Exercise requirements: Rewrite the plan text starting with "7.2 Amendments to" and going on through "under applicable law.", replacing "Administrative Committee" with "Employer".

Page:
◆ ◆ ◆ ◆ ◆
7.2 Amendments to Beneficiary Designation. Any Beneficiary designation may be changed by a Participant without the consent of any designated Beneficiary by the filing of a new Beneficiary designation with the Administrative Committee. The filing of a new Beneficiary designation form will cancel all Beneficiary designations previously filed. If a Participant’s compensation is community property, any Beneficiary designation shall be valid or effective only as permitted under applicable law.
9
7.3 No Participant Designation. In the absence of an effective Beneficiary designation, or if all designated Beneficiaries predecease the Participant or die prior to complete distribution of the Participant’s benefits, then the Participant’s designated Beneficiary shall be deemed to be the Participant’s estate.
7.4 Effect of Payment. The payment to the deemed Beneficiary shall completely discharge the Employer’s obligations under this Plan.
ARTICLE VIII
CLAIMS PROCEDURE
8.1 Claim. The Employer shall, but only to the extent necessary to comply with ERISA, be designated as the named fiduciary under this Plan and shall have authority to control and manage the operation and administration of this Plan. Consistent therewith, the Employer shall make all determinations as to the rights to benefits under this Plan. Any decision by the Employer denying a claim by the Participant, the Participant’s spouse, or the Participant’s beneficiary for benefits under this Plan shall be stated in writing and delivered or mailed, via registered or certified mail, to the Participant, the Participant’s spouse or the Participant’s beneficiary, as the case may be. Such decision shall set forth the specific reasons for the denial of a claim. In addition, the Employer shall provide the Participant, the Participant’s spouse or the Participant’s beneficiary with a reasonable opportunity for a full and fair review of the decision denying such claim.
◆ ◆ ◆ ◆ ◆
Provided material:
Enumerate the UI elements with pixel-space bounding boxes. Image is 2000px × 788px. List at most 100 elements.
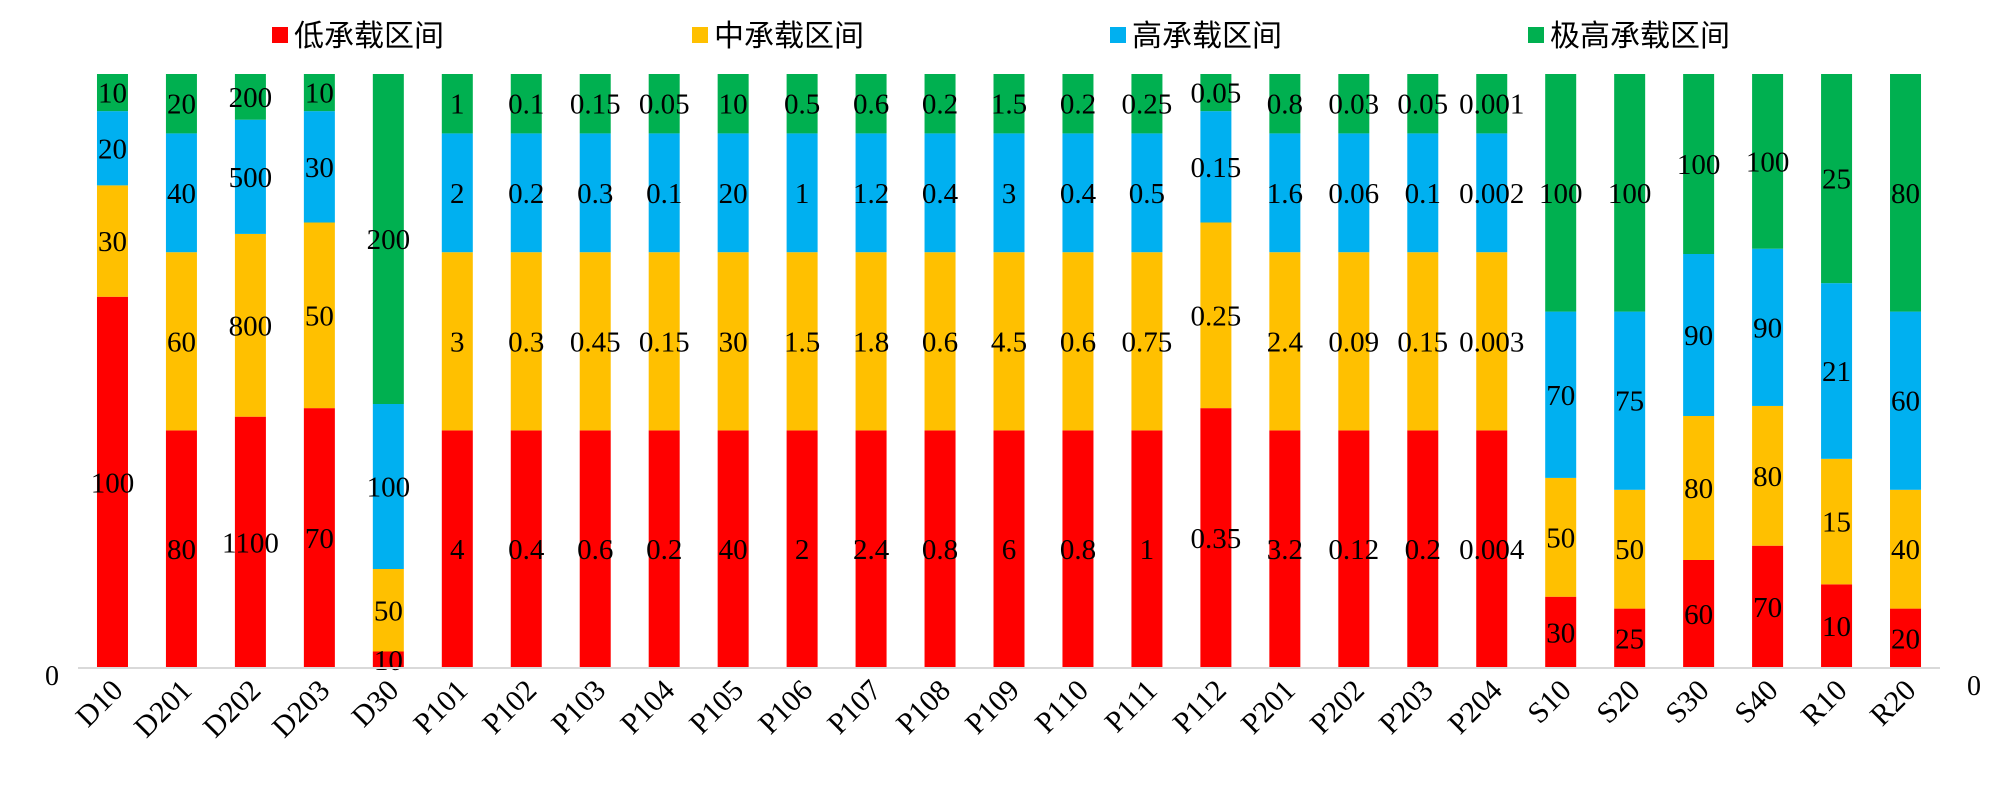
◆ ◆ ◆ ◆ ◆
Correct response:
7.2 Amendments to Beneficiary Designation. Any Beneficiary designation may be changed by a Participant without the consent of any designated Beneficiary by the filing of a new Beneficiary designation with the Employer. The filing of a new Beneficiary designation form will cancel all Beneficiary designations previously filed. If a Participant’s compensation is community property, any Beneficiary designation shall be valid or effective only as permitted under applicable law.